[Part of a data file]

+++++

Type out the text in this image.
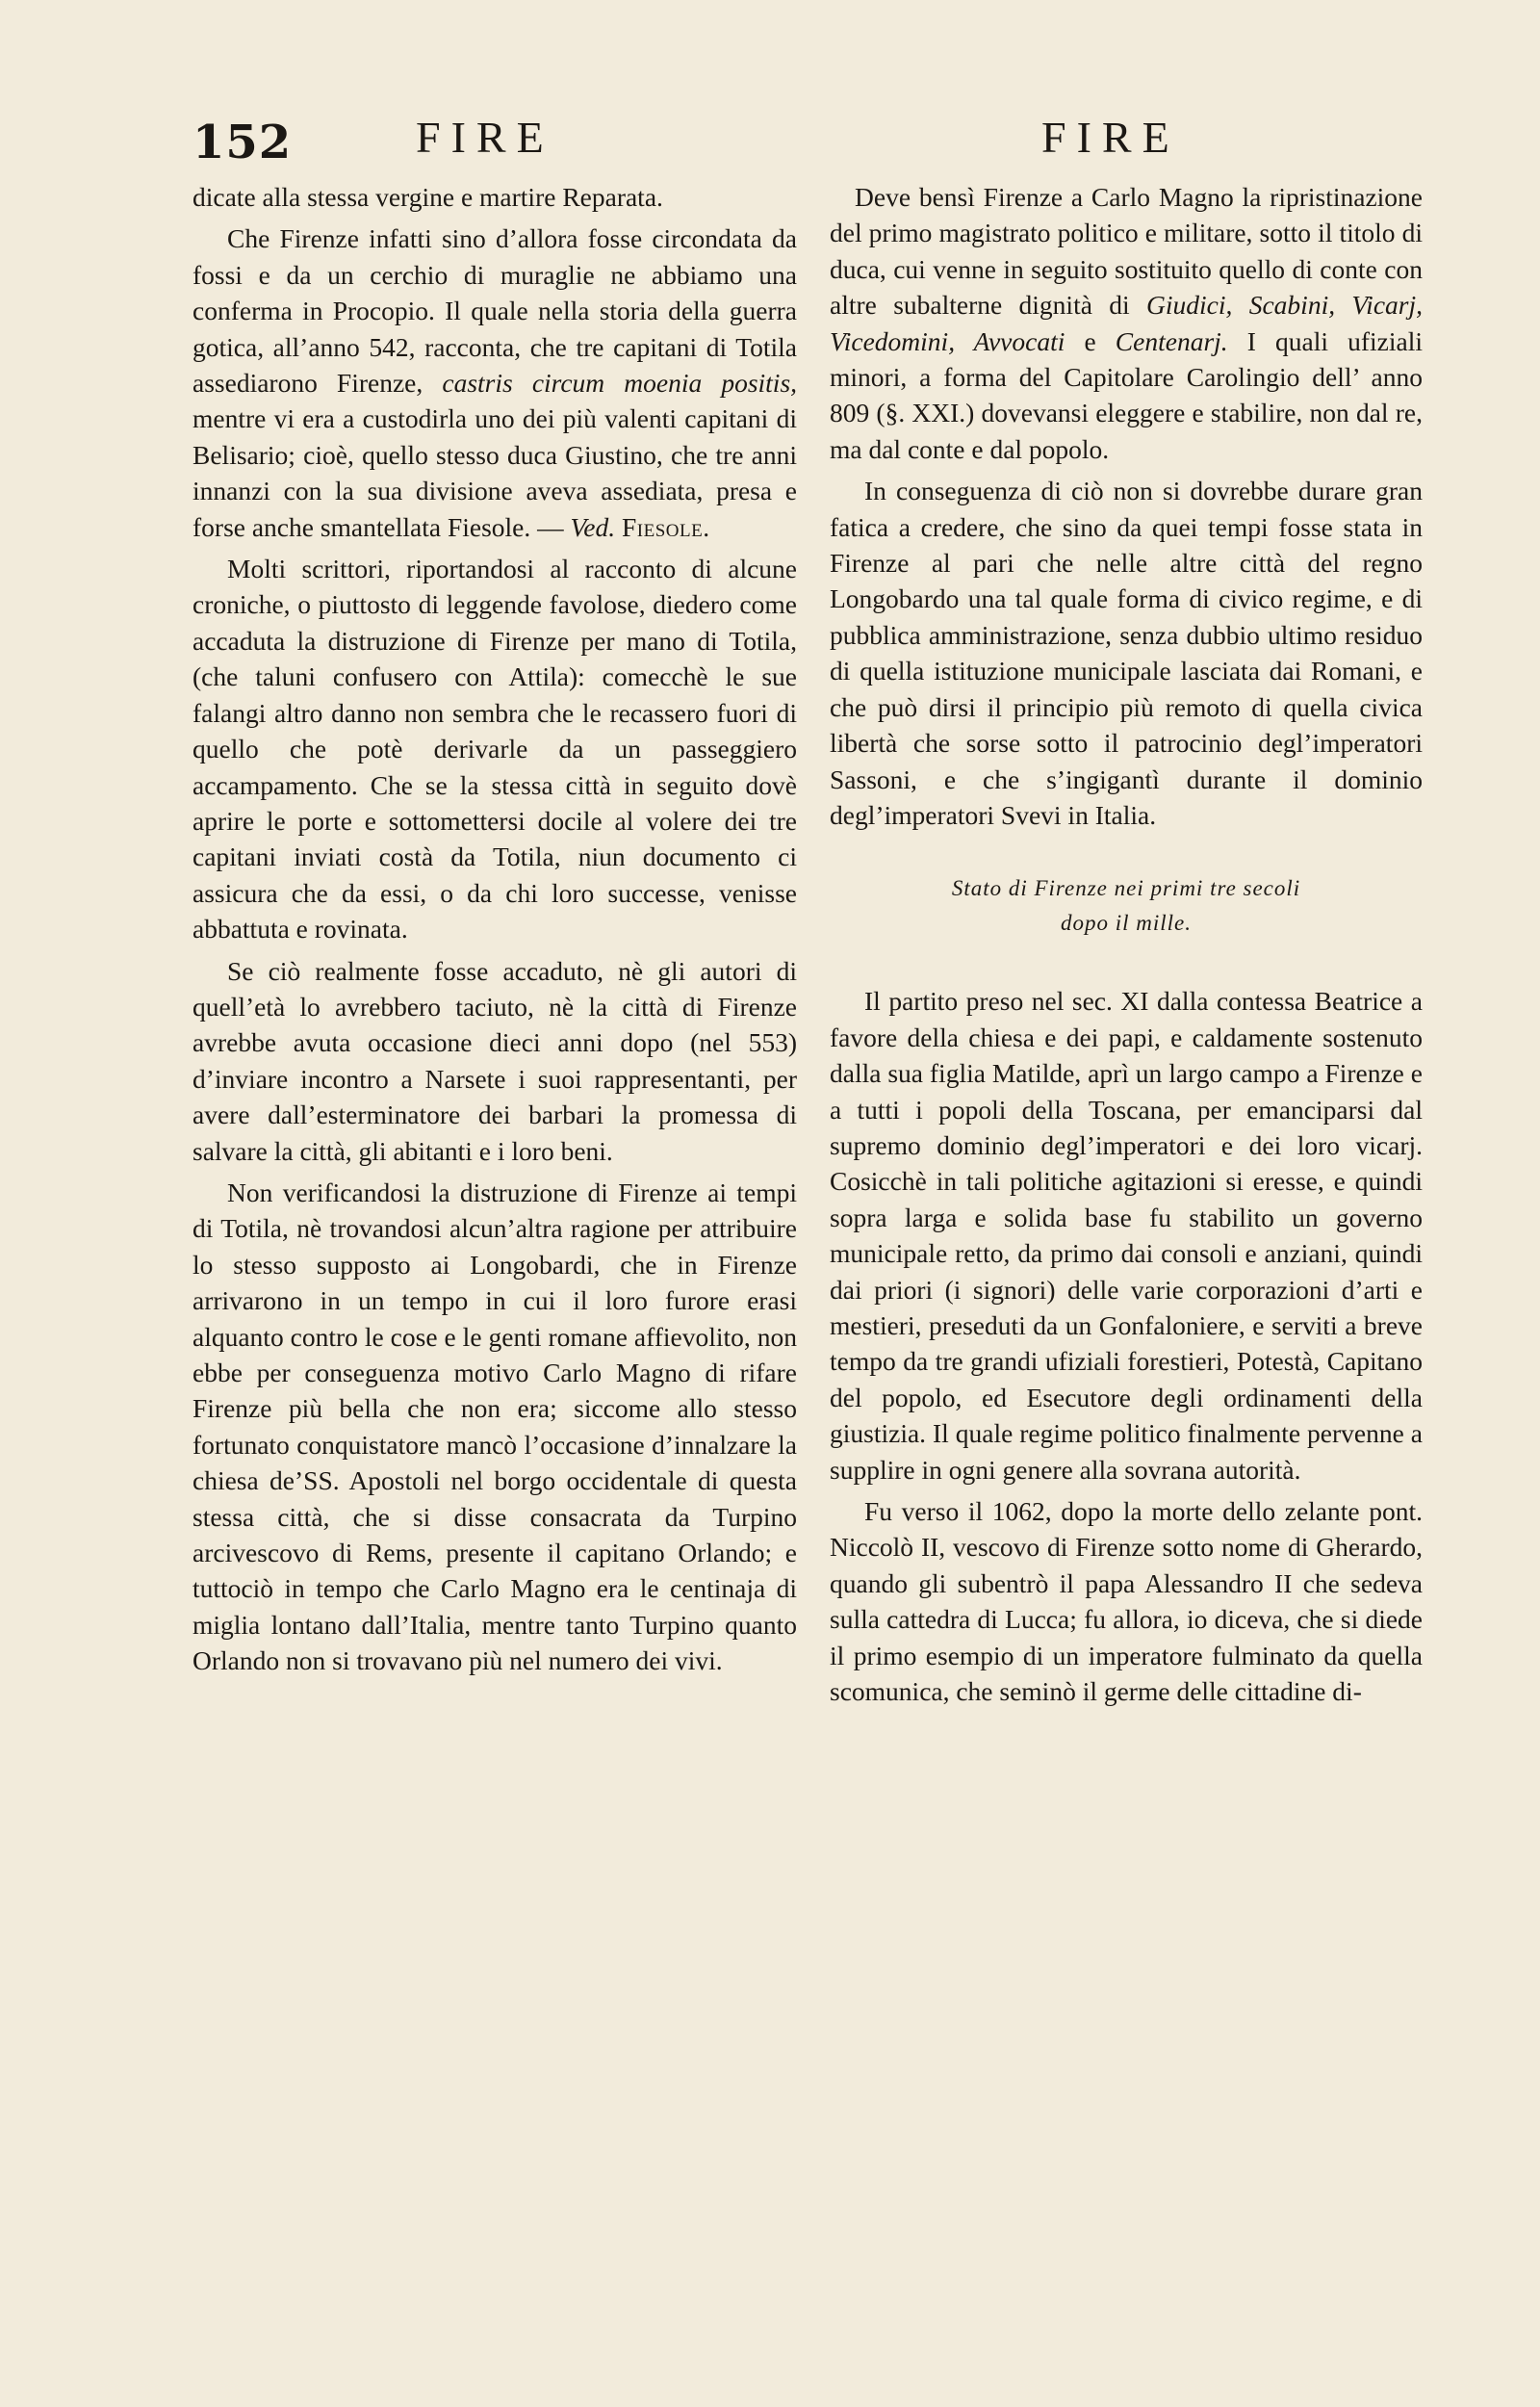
152	FIRE	FIRE

dicate alla stessa vergine e martire Reparata.

Che Firenze infatti sino d’allora fosse circondata da fossi e da un cerchio di muraglie ne abbiamo una conferma in Procopio. Il quale nella storia della guerra gotica, all’anno 542, racconta, che tre capitani di Totila assediarono Firenze, castris circum moenia positis, mentre vi era a custodirla uno dei più valenti capitani di Belisario; cioè, quello stesso duca Giustino, che tre anni innanzi con la sua divisione aveva assediata, presa e forse anche smantellata Fiesole. — Ved. Fiesole.

Molti scrittori, riportandosi al racconto di alcune croniche, o piuttosto di leggende favolose, diedero come accaduta la distruzione di Firenze per mano di Totila, (che taluni confusero con Attila): comecchè le sue falangi altro danno non sembra che le recassero fuori di quello che potè derivarle da un passeggiero accampamento. Che se la stessa città in seguito dovè aprire le porte e sottomettersi docile al volere dei tre capitani inviati costà da Totila, niun documento ci assicura che da essi, o da chi loro successe, venisse abbattuta e rovinata.

Se ciò realmente fosse accaduto, nè gli autori di quell’età lo avrebbero taciuto, nè la città di Firenze avrebbe avuta occasione dieci anni dopo (nel 553) d’inviare incontro a Narsete i suoi rappresentanti, per avere dall’esterminatore dei barbari la promessa di salvare la città, gli abitanti e i loro beni.

Non verificandosi la distruzione di Firenze ai tempi di Totila, nè trovandosi alcun’altra ragione per attribuire lo stesso supposto ai Longobardi, che in Firenze arrivarono in un tempo in cui il loro furore erasi alquanto contro le cose e le genti romane affievolito, non ebbe per conseguenza motivo Carlo Magno di rifare Firenze più bella che non era; siccome allo stesso fortunato conquistatore mancò l’occasione d’innalzare la chiesa de’SS. Apostoli nel borgo occidentale di questa stessa città, che si disse consacrata da Turpino arcivescovo di Rems, presente il capitano Orlando; e tuttociò in tempo che Carlo Magno era le centinaja di miglia lontano dall’Italia, mentre tanto Turpino quanto Orlando non si trovavano più nel numero dei vivi.

Deve bensì Firenze a Carlo Magno la ripristinazione del primo magistrato politico e militare, sotto il titolo di duca, cui venne in seguito sostituito quello di conte con altre subalterne dignità di Giudici, Scabini, Vicarj, Vicedomini, Avvocati e Centenarj. I quali ufiziali minori, a forma del Capitolare Carolingio dell’ anno 809 (§. XXI.) dovevansi eleggere e stabilire, non dal re, ma dal conte e dal popolo.

In conseguenza di ciò non si dovrebbe durare gran fatica a credere, che sino da quei tempi fosse stata in Firenze al pari che nelle altre città del regno Longobardo una tal quale forma di civico regime, e di pubblica amministrazione, senza dubbio ultimo residuo di quella istituzione municipale lasciata dai Romani, e che può dirsi il principio più remoto di quella civica libertà che sorse sotto il patrocinio degl’imperatori Sassoni, e che s’ingigantì durante il dominio degl’imperatori Svevi in Italia.

Stato di Firenze nei primi tre secoli
dopo il mille.

Il partito preso nel sec. XI dalla contessa Beatrice a favore della chiesa e dei papi, e caldamente sostenuto dalla sua figlia Matilde, aprì un largo campo a Firenze e a tutti i popoli della Toscana, per emanciparsi dal supremo dominio degl’imperatori e dei loro vicarj. Cosicchè in tali politiche agitazioni si eresse, e quindi sopra larga e solida base fu stabilito un governo municipale retto, da primo dai consoli e anziani, quindi dai priori (i signori) delle varie corporazioni d’arti e mestieri, preseduti da un Gonfaloniere, e serviti a breve tempo da tre grandi ufiziali forestieri, Potestà, Capitano del popolo, ed Esecutore degli ordinamenti della giustizia. Il quale regime politico finalmente pervenne a supplire in ogni genere alla sovrana autorità.

Fu verso il 1062, dopo la morte dello zelante pont. Niccolò II, vescovo di Firenze sotto nome di Gherardo, quando gli subentrò il papa Alessandro II che sedeva sulla cattedra di Lucca; fu allora, io diceva, che si diede il primo esempio di un imperatore fulminato da quella scomunica, che seminò il germe delle cittadine di-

+++++

Pull out all lines containing the word "Magno" from the entries above.

§ THE OUTPUT
Non verificandosi la distruzione di Firenze ai tempi di Totila, nè trovandosi alcun’altra ragione per attribuire lo stesso supposto ai Longobardi, che in Firenze arrivarono in un tempo in cui il loro furore erasi alquanto contro le cose e le genti romane affievolito, non ebbe per conseguenza motivo Carlo Magno di rifare Firenze più bella che non era; siccome allo stesso fortunato conquistatore mancò l’occasione d’innalzare la chiesa de’SS. Apostoli nel borgo occidentale di questa stessa città, che si disse consacrata da Turpino arcivescovo di Rems, presente il capitano Orlando; e tuttociò in tempo che Carlo Magno era le centinaja di miglia lontano dall’Italia, mentre tanto Turpino quanto Orlando non si trovavano più nel numero dei vivi.
Deve bensì Firenze a Carlo Magno la ripristinazione del primo magistrato politico e militare, sotto il titolo di duca, cui venne in seguito sostituito quello di conte con altre subalterne dignità di Giudici, Scabini, Vicarj, Vicedomini, Avvocati e Centenarj. I quali ufiziali minori, a forma del Capitolare Carolingio dell’ anno 809 (§. XXI.) dovevansi eleggere e stabilire, non dal re, ma dal conte e dal popolo.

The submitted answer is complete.